───── Record list

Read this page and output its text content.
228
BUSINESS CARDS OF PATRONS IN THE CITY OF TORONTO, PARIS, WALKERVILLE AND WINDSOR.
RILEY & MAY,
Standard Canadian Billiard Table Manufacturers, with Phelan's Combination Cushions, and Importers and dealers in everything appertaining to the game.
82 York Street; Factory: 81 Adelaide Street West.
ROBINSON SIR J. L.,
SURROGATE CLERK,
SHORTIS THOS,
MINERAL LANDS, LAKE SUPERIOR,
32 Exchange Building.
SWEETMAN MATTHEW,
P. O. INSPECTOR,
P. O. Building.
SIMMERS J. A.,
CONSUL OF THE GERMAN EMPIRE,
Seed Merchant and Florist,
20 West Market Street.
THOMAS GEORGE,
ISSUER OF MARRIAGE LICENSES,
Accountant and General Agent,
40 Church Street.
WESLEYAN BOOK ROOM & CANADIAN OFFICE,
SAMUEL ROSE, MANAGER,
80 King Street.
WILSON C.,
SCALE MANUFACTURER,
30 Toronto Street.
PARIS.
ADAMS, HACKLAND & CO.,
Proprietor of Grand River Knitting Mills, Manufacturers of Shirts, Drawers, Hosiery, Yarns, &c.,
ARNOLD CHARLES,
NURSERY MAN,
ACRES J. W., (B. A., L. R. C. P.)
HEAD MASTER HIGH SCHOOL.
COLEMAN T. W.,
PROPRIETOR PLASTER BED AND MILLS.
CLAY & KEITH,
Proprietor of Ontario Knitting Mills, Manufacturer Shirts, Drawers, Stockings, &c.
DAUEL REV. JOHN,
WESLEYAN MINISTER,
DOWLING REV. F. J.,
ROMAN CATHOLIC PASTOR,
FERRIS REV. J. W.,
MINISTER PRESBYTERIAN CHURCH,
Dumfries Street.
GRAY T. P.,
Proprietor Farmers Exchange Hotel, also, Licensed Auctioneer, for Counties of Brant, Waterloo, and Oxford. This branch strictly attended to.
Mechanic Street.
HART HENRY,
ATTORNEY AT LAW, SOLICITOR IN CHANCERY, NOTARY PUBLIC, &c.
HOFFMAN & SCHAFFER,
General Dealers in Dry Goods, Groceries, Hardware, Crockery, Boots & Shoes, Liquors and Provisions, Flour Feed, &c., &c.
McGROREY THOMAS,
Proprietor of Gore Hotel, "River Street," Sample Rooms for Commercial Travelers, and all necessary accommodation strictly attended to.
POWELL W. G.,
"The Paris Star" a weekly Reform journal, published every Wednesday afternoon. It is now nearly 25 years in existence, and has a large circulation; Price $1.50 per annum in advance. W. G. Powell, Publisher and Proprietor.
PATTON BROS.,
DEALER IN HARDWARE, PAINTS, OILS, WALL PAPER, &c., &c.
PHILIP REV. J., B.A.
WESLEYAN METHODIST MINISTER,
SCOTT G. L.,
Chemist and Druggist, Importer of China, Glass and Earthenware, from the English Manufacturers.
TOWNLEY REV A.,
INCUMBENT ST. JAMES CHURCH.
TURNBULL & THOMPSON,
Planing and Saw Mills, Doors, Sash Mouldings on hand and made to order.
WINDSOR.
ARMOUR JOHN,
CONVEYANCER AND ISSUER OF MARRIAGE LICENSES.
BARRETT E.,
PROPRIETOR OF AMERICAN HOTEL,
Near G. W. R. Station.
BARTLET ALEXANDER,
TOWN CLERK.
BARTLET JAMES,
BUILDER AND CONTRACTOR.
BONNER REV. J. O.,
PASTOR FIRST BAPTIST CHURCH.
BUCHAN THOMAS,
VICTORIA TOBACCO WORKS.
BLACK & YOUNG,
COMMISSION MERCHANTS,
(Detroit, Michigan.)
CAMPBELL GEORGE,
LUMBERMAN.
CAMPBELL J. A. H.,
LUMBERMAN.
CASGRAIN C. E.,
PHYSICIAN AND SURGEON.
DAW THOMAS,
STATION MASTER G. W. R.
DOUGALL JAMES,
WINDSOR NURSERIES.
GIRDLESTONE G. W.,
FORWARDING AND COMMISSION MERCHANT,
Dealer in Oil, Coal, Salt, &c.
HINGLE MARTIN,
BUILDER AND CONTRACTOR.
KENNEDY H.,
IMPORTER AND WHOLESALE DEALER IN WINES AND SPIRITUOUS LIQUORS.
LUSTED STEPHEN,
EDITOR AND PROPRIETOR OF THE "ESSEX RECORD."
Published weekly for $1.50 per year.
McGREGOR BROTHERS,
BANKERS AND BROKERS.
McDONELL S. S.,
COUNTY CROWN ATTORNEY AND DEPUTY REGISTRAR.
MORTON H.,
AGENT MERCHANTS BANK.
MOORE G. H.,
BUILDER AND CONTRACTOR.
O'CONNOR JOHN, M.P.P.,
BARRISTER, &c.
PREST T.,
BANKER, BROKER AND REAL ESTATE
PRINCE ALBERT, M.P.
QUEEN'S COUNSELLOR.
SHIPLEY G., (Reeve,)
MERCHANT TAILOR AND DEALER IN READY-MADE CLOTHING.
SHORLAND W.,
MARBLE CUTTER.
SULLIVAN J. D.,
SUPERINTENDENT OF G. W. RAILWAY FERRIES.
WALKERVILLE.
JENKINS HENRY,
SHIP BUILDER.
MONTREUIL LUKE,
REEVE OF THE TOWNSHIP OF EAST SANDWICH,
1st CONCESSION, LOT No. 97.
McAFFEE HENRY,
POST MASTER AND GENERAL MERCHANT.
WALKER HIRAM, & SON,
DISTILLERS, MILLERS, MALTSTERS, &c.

──────────

Return a copy of every line that includes the word "MINISTER".

WESLEYAN MINISTER,
MINISTER PRESBYTERIAN CHURCH,
WESLEYAN METHODIST MINISTER,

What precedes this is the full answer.